# Required task:
Retype everything in the listing, leaving each line exactly as it is.

# Material for this task:

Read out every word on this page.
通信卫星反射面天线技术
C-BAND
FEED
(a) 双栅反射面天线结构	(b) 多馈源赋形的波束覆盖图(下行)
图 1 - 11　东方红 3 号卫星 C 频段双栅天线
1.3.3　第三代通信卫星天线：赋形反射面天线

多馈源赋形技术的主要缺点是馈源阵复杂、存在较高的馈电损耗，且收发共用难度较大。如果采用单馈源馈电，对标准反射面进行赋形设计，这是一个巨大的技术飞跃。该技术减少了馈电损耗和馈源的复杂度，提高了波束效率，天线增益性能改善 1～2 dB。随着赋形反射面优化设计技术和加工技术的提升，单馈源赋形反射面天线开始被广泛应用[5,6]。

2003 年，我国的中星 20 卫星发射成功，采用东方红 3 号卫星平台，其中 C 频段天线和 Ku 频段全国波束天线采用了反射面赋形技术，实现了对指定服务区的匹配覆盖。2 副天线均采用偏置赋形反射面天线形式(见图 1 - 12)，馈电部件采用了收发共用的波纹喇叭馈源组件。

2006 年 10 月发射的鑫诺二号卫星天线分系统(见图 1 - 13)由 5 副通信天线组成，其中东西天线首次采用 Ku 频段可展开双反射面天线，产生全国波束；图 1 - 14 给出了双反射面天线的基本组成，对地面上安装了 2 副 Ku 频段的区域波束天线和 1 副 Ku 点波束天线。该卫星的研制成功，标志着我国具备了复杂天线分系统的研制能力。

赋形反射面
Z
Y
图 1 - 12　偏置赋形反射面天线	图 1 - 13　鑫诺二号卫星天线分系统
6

# Output for this task:
Read out every word on this page.
通信卫星反射面天线技术
C-BAND
FEED
(a) 双栅反射面天线结构	(b) 多馈源赋形的波束覆盖图(下行)
图 1 - 11　东方红 3 号卫星 C 频段双栅天线
1.3.3　第三代通信卫星天线：赋形反射面天线

多馈源赋形技术的主要缺点是馈源阵复杂、存在较高的馈电损耗，且收发共用难度较大。如果采用单馈源馈电，对标准反射面进行赋形设计，这是一个巨大的技术飞跃。该技术减少了馈电损耗和馈源的复杂度，提高了波束效率，天线增益性能改善 1～2 dB。随着赋形反射面优化设计技术和加工技术的提升，单馈源赋形反射面天线开始被广泛应用[5,6]。

2003 年，我国的中星 20 卫星发射成功，采用东方红 3 号卫星平台，其中 C 频段天线和 Ku 频段全国波束天线采用了反射面赋形技术，实现了对指定服务区的匹配覆盖。2 副天线均采用偏置赋形反射面天线形式(见图 1 - 12)，馈电部件采用了收发共用的波纹喇叭馈源组件。

2006 年 10 月发射的鑫诺二号卫星天线分系统(见图 1 - 13)由 5 副通信天线组成，其中东西天线首次采用 Ku 频段可展开双反射面天线，产生全国波束；图 1 - 14 给出了双反射面天线的基本组成，对地面上安装了 2 副 Ku 频段的区域波束天线和 1 副 Ku 点波束天线。该卫星的研制成功，标志着我国具备了复杂天线分系统的研制能力。

赋形反射面
Z
Y
图 1 - 12　偏置赋形反射面天线	图 1 - 13　鑫诺二号卫星天线分系统
6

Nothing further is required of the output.